▸ INPUT FOR THIS TASK:
* START *

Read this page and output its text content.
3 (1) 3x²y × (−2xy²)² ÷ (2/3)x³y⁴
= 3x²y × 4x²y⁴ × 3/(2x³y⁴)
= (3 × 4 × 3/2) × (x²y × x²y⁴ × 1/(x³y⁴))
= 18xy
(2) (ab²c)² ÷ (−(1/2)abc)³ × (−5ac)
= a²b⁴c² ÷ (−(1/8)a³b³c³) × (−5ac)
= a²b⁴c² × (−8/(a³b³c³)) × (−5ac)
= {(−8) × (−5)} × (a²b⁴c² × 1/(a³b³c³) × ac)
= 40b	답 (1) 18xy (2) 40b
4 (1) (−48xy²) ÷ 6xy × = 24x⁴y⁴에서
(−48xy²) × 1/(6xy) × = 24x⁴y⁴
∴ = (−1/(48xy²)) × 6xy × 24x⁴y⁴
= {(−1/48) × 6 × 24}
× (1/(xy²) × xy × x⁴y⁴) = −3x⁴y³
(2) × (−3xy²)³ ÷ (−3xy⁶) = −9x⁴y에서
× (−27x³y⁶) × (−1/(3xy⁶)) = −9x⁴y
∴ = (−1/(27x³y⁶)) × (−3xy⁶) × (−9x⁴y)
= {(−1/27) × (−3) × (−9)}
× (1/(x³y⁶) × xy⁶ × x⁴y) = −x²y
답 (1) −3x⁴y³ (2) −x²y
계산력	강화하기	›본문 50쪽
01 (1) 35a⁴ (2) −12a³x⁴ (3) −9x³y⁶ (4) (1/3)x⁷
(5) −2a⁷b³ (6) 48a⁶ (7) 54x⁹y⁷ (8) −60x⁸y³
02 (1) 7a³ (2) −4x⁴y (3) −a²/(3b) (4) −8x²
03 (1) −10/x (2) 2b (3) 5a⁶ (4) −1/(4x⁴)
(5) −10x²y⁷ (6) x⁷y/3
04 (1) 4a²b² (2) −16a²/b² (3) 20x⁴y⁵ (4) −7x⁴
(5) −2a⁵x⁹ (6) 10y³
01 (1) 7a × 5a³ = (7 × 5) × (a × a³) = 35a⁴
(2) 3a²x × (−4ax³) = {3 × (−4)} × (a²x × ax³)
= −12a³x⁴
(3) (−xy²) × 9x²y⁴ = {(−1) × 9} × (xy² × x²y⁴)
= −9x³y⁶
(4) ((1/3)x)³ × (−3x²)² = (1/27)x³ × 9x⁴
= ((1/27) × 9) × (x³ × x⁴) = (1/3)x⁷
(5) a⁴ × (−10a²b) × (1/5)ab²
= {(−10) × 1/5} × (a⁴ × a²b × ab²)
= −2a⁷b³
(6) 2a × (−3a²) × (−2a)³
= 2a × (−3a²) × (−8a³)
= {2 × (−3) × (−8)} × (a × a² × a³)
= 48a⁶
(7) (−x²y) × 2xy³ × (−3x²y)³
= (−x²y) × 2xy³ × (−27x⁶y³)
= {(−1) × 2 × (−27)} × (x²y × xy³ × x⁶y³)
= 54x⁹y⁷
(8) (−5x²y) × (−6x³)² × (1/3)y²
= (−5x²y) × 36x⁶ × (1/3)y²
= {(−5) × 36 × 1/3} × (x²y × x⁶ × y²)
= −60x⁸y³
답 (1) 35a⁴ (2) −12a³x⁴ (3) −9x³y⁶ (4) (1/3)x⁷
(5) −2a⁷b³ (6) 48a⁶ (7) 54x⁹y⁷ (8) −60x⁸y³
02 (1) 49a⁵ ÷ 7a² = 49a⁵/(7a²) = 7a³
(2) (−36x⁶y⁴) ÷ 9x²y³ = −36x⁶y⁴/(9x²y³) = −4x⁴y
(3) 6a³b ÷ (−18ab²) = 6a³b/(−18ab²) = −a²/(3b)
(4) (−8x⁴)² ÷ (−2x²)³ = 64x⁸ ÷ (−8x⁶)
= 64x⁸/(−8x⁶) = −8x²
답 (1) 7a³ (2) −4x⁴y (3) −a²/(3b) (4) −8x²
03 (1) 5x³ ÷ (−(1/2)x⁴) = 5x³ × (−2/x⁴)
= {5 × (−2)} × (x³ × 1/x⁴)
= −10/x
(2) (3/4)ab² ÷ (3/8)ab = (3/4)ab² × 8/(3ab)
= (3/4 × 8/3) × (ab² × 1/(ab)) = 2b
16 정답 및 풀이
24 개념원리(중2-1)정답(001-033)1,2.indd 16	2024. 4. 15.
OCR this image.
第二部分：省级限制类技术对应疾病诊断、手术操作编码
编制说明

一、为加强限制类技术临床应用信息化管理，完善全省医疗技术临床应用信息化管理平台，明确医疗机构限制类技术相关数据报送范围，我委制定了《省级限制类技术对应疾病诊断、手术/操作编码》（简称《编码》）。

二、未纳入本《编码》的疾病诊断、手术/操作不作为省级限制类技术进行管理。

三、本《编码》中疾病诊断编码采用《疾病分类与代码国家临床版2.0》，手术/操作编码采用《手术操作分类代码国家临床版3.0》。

* END *

Write out every line from the entries where "省级限制类技术对应疾病诊断" appears.

▸ WRITTEN RESPONSE:
第二部分：省级限制类技术对应疾病诊断、手术操作编码
一、为加强限制类技术临床应用信息化管理，完善全省医疗技术临床应用信息化管理平台，明确医疗机构限制类技术相关数据报送范围，我委制定了《省级限制类技术对应疾病诊断、手术/操作编码》（简称《编码》）。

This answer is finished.